━━━━━ Given records ━━━━━

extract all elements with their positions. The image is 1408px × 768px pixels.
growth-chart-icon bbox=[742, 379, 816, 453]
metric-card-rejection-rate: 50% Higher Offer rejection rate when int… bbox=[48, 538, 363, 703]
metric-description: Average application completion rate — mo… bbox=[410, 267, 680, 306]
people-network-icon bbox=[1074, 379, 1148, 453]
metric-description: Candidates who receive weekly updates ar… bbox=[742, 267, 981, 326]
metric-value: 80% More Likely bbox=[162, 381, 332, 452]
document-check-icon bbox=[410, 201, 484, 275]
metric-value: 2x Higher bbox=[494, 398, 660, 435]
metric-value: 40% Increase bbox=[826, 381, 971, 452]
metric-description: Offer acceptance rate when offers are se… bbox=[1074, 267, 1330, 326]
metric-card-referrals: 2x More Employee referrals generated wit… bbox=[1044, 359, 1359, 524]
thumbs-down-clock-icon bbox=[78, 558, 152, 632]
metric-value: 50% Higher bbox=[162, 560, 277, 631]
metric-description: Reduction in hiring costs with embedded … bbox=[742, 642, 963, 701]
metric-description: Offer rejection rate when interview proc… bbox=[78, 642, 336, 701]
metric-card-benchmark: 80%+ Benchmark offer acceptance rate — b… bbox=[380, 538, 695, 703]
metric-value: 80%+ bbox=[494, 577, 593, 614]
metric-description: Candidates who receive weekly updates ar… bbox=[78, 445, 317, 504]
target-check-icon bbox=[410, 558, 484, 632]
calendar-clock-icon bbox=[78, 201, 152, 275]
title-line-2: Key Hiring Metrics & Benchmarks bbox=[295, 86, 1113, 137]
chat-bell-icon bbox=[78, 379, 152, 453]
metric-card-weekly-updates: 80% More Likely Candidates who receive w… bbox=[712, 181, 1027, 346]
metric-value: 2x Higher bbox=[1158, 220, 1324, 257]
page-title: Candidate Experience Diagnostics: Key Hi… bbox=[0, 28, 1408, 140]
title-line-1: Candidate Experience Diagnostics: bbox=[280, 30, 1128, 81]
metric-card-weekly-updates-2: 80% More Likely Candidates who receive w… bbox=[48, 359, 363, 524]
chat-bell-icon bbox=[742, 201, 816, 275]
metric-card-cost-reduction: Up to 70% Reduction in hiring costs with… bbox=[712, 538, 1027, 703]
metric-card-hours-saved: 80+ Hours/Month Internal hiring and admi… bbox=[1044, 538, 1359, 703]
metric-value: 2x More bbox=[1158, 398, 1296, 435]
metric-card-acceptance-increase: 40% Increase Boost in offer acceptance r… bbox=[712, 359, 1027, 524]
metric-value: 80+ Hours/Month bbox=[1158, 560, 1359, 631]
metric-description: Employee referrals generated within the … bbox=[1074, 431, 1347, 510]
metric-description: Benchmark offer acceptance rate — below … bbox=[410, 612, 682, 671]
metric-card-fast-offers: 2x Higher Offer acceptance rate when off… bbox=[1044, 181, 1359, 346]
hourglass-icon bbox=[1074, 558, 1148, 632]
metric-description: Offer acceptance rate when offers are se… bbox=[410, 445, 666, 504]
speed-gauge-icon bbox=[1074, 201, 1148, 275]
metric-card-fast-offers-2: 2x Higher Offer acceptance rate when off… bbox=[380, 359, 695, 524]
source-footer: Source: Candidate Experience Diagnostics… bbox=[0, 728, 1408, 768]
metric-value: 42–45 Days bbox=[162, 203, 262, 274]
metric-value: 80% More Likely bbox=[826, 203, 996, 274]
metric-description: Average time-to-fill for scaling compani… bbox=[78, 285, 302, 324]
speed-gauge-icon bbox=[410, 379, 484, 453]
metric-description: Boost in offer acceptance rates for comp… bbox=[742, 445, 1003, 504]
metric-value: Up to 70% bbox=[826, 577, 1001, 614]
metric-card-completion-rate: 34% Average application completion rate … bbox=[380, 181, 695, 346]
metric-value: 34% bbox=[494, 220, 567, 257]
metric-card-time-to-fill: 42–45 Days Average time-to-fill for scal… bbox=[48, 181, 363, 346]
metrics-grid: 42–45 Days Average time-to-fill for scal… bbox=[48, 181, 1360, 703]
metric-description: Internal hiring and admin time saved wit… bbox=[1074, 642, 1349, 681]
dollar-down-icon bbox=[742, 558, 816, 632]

━━━━━

# Exercise brief
Copy the material word for word, from its first line through the line that contains "metric-card-referrals: 2x More", keeping both ends.

# The reply
extract all elements with their positions. The image is 1408px × 768px pixels.
growth-chart-icon bbox=[742, 379, 816, 453]
metric-card-rejection-rate: 50% Higher Offer rejection rate when int… bbox=[48, 538, 363, 703]
metric-description: Average application completion rate — mo… bbox=[410, 267, 680, 306]
people-network-icon bbox=[1074, 379, 1148, 453]
metric-description: Candidates who receive weekly updates ar… bbox=[742, 267, 981, 326]
metric-value: 80% More Likely bbox=[162, 381, 332, 452]
document-check-icon bbox=[410, 201, 484, 275]
metric-value: 2x Higher bbox=[494, 398, 660, 435]
metric-value: 40% Increase bbox=[826, 381, 971, 452]
metric-description: Offer acceptance rate when offers are se… bbox=[1074, 267, 1330, 326]
metric-card-referrals: 2x More Employee referrals generated wit… bbox=[1044, 359, 1359, 524]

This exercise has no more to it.